DIRECTIONS FOR THIS TASK - Provide the records once more, identical to the original.

Collection entries

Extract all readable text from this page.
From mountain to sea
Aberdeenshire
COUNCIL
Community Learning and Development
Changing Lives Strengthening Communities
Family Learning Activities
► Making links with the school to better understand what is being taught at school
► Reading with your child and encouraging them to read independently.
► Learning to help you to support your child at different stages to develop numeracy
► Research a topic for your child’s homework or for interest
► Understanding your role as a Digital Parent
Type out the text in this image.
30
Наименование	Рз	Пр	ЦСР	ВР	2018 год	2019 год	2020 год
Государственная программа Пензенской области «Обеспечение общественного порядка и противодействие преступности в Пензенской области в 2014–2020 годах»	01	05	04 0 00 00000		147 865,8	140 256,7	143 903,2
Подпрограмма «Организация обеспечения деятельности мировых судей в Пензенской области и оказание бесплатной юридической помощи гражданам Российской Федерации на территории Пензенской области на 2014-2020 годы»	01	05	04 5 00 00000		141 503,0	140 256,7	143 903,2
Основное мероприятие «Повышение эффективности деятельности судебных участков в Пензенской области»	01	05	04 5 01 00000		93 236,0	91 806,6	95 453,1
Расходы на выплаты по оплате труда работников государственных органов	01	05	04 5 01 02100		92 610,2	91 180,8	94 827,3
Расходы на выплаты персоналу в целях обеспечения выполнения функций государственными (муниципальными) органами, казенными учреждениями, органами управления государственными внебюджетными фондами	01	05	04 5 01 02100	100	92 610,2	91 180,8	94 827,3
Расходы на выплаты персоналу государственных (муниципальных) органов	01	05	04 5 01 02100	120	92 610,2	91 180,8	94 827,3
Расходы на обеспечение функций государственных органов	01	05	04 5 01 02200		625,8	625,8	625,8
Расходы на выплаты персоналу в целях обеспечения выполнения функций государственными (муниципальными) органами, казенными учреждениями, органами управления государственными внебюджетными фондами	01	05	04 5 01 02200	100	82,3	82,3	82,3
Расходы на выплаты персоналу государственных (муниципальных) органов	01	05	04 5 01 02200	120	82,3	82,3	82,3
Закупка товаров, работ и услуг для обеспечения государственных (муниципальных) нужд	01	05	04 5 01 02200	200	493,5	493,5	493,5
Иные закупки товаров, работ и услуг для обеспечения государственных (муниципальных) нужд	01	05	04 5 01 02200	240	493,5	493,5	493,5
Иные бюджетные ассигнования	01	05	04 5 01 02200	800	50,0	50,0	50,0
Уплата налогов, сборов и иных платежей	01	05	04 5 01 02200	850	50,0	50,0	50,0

REPLY TO THE TASK -
Extract all readable text from this page.
From mountain to sea
Aberdeenshire
COUNCIL
Community Learning and Development
Changing Lives Strengthening Communities
Family Learning Activities
► Making links with the school to better understand what is being taught at school
► Reading with your child and encouraging them to read independently.
► Learning to help you to support your child at different stages to develop numeracy
► Research a topic for your child’s homework or for interest
► Understanding your role as a Digital Parent
Type out the text in this image.
30
Наименование	Рз	Пр	ЦСР	ВР	2018 год	2019 год	2020 год
Государственная программа Пензенской области «Обеспечение общественного порядка и противодействие преступности в Пензенской области в 2014–2020 годах»	01	05	04 0 00 00000		147 865,8	140 256,7	143 903,2
Подпрограмма «Организация обеспечения деятельности мировых судей в Пензенской области и оказание бесплатной юридической помощи гражданам Российской Федерации на территории Пензенской области на 2014-2020 годы»	01	05	04 5 00 00000		141 503,0	140 256,7	143 903,2
Основное мероприятие «Повышение эффективности деятельности судебных участков в Пензенской области»	01	05	04 5 01 00000		93 236,0	91 806,6	95 453,1
Расходы на выплаты по оплате труда работников государственных органов	01	05	04 5 01 02100		92 610,2	91 180,8	94 827,3
Расходы на выплаты персоналу в целях обеспечения выполнения функций государственными (муниципальными) органами, казенными учреждениями, органами управления государственными внебюджетными фондами	01	05	04 5 01 02100	100	92 610,2	91 180,8	94 827,3
Расходы на выплаты персоналу государственных (муниципальных) органов	01	05	04 5 01 02100	120	92 610,2	91 180,8	94 827,3
Расходы на обеспечение функций государственных органов	01	05	04 5 01 02200		625,8	625,8	625,8
Расходы на выплаты персоналу в целях обеспечения выполнения функций государственными (муниципальными) органами, казенными учреждениями, органами управления государственными внебюджетными фондами	01	05	04 5 01 02200	100	82,3	82,3	82,3
Расходы на выплаты персоналу государственных (муниципальных) органов	01	05	04 5 01 02200	120	82,3	82,3	82,3
Закупка товаров, работ и услуг для обеспечения государственных (муниципальных) нужд	01	05	04 5 01 02200	200	493,5	493,5	493,5
Иные закупки товаров, работ и услуг для обеспечения государственных (муниципальных) нужд	01	05	04 5 01 02200	240	493,5	493,5	493,5
Иные бюджетные ассигнования	01	05	04 5 01 02200	800	50,0	50,0	50,0
Уплата налогов, сборов и иных платежей	01	05	04 5 01 02200	850	50,0	50,0	50,0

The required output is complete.